> Dataset
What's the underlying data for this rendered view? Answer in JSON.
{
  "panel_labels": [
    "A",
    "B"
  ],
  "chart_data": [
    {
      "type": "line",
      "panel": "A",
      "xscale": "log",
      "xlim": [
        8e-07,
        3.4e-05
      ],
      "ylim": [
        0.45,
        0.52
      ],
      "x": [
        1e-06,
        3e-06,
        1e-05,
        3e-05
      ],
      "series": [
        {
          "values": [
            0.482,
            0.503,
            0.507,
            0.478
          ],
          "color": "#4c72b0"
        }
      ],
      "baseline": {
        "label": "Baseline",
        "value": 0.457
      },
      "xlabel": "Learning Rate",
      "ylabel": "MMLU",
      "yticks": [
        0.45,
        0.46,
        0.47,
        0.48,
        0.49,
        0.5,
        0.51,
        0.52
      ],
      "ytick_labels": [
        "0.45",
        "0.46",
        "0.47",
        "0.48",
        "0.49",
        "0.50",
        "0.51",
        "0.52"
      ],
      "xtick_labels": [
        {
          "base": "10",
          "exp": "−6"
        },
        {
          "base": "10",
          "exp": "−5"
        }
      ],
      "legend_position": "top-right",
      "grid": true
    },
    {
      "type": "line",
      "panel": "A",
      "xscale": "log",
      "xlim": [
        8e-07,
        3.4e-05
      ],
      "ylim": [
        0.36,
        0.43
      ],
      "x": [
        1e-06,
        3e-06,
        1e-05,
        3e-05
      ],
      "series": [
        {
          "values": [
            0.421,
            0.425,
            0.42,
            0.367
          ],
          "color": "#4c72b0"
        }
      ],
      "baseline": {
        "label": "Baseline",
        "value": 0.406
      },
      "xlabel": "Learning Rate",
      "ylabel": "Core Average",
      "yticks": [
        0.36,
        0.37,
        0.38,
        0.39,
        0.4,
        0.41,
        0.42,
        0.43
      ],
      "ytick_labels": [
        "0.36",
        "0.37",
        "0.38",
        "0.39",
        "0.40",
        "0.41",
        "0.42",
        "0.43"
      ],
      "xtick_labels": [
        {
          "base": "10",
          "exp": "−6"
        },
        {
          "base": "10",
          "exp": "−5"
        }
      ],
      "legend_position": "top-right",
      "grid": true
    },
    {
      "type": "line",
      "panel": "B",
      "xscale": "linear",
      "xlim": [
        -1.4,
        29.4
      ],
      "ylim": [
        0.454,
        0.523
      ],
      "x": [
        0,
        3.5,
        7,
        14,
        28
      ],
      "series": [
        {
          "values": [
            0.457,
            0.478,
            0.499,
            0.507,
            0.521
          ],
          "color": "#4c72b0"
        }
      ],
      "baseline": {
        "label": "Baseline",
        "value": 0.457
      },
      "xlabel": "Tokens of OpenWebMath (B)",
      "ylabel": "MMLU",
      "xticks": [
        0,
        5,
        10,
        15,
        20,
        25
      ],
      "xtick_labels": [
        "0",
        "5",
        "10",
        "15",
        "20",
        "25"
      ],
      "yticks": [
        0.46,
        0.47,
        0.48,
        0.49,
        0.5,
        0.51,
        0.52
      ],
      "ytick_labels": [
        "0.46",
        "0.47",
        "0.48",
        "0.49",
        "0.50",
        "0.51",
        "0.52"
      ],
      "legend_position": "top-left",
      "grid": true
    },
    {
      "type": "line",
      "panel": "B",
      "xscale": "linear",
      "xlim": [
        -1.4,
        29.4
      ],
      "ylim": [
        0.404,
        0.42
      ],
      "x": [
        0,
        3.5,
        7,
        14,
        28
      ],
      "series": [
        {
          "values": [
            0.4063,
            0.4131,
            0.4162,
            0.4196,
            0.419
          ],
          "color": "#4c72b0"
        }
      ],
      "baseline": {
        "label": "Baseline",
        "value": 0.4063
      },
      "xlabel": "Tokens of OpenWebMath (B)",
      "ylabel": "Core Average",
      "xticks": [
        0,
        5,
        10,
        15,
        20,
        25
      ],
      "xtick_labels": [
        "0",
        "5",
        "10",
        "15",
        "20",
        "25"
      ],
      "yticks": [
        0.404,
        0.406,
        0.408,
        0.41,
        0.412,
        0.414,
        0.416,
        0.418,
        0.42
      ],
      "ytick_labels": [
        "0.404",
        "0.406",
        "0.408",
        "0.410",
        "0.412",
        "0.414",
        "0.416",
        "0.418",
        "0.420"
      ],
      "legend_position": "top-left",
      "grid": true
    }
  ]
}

> Required task
Your task is to repeat the data exactly; please include every line.

> Worked solution
What's the underlying data for this rendered view? Answer in JSON.
{
  "panel_labels": [
    "A",
    "B"
  ],
  "chart_data": [
    {
      "type": "line",
      "panel": "A",
      "xscale": "log",
      "xlim": [
        8e-07,
        3.4e-05
      ],
      "ylim": [
        0.45,
        0.52
      ],
      "x": [
        1e-06,
        3e-06,
        1e-05,
        3e-05
      ],
      "series": [
        {
          "values": [
            0.482,
            0.503,
            0.507,
            0.478
          ],
          "color": "#4c72b0"
        }
      ],
      "baseline": {
        "label": "Baseline",
        "value": 0.457
      },
      "xlabel": "Learning Rate",
      "ylabel": "MMLU",
      "yticks": [
        0.45,
        0.46,
        0.47,
        0.48,
        0.49,
        0.5,
        0.51,
        0.52
      ],
      "ytick_labels": [
        "0.45",
        "0.46",
        "0.47",
        "0.48",
        "0.49",
        "0.50",
        "0.51",
        "0.52"
      ],
      "xtick_labels": [
        {
          "base": "10",
          "exp": "−6"
        },
        {
          "base": "10",
          "exp": "−5"
        }
      ],
      "legend_position": "top-right",
      "grid": true
    },
    {
      "type": "line",
      "panel": "A",
      "xscale": "log",
      "xlim": [
        8e-07,
        3.4e-05
      ],
      "ylim": [
        0.36,
        0.43
      ],
      "x": [
        1e-06,
        3e-06,
        1e-05,
        3e-05
      ],
      "series": [
        {
          "values": [
            0.421,
            0.425,
            0.42,
            0.367
          ],
          "color": "#4c72b0"
        }
      ],
      "baseline": {
        "label": "Baseline",
        "value": 0.406
      },
      "xlabel": "Learning Rate",
      "ylabel": "Core Average",
      "yticks": [
        0.36,
        0.37,
        0.38,
        0.39,
        0.4,
        0.41,
        0.42,
        0.43
      ],
      "ytick_labels": [
        "0.36",
        "0.37",
        "0.38",
        "0.39",
        "0.40",
        "0.41",
        "0.42",
        "0.43"
      ],
      "xtick_labels": [
        {
          "base": "10",
          "exp": "−6"
        },
        {
          "base": "10",
          "exp": "−5"
        }
      ],
      "legend_position": "top-right",
      "grid": true
    },
    {
      "type": "line",
      "panel": "B",
      "xscale": "linear",
      "xlim": [
        -1.4,
        29.4
      ],
      "ylim": [
        0.454,
        0.523
      ],
      "x": [
        0,
        3.5,
        7,
        14,
        28
      ],
      "series": [
        {
          "values": [
            0.457,
            0.478,
            0.499,
            0.507,
            0.521
          ],
          "color": "#4c72b0"
        }
      ],
      "baseline": {
        "label": "Baseline",
        "value": 0.457
      },
      "xlabel": "Tokens of OpenWebMath (B)",
      "ylabel": "MMLU",
      "xticks": [
        0,
        5,
        10,
        15,
        20,
        25
      ],
      "xtick_labels": [
        "0",
        "5",
        "10",
        "15",
        "20",
        "25"
      ],
      "yticks": [
        0.46,
        0.47,
        0.48,
        0.49,
        0.5,
        0.51,
        0.52
      ],
      "ytick_labels": [
        "0.46",
        "0.47",
        "0.48",
        "0.49",
        "0.50",
        "0.51",
        "0.52"
      ],
      "legend_position": "top-left",
      "grid": true
    },
    {
      "type": "line",
      "panel": "B",
      "xscale": "linear",
      "xlim": [
        -1.4,
        29.4
      ],
      "ylim": [
        0.404,
        0.42
      ],
      "x": [
        0,
        3.5,
        7,
        14,
        28
      ],
      "series": [
        {
          "values": [
            0.4063,
            0.4131,
            0.4162,
            0.4196,
            0.419
          ],
          "color": "#4c72b0"
        }
      ],
      "baseline": {
        "label": "Baseline",
        "value": 0.4063
      },
      "xlabel": "Tokens of OpenWebMath (B)",
      "ylabel": "Core Average",
      "xticks": [
        0,
        5,
        10,
        15,
        20,
        25
      ],
      "xtick_labels": [
        "0",
        "5",
        "10",
        "15",
        "20",
        "25"
      ],
      "yticks": [
        0.404,
        0.406,
        0.408,
        0.41,
        0.412,
        0.414,
        0.416,
        0.418,
        0.42
      ],
      "ytick_labels": [
        "0.404",
        "0.406",
        "0.408",
        "0.410",
        "0.412",
        "0.414",
        "0.416",
        "0.418",
        "0.420"
      ],
      "legend_position": "top-left",
      "grid": true
    }
  ]
}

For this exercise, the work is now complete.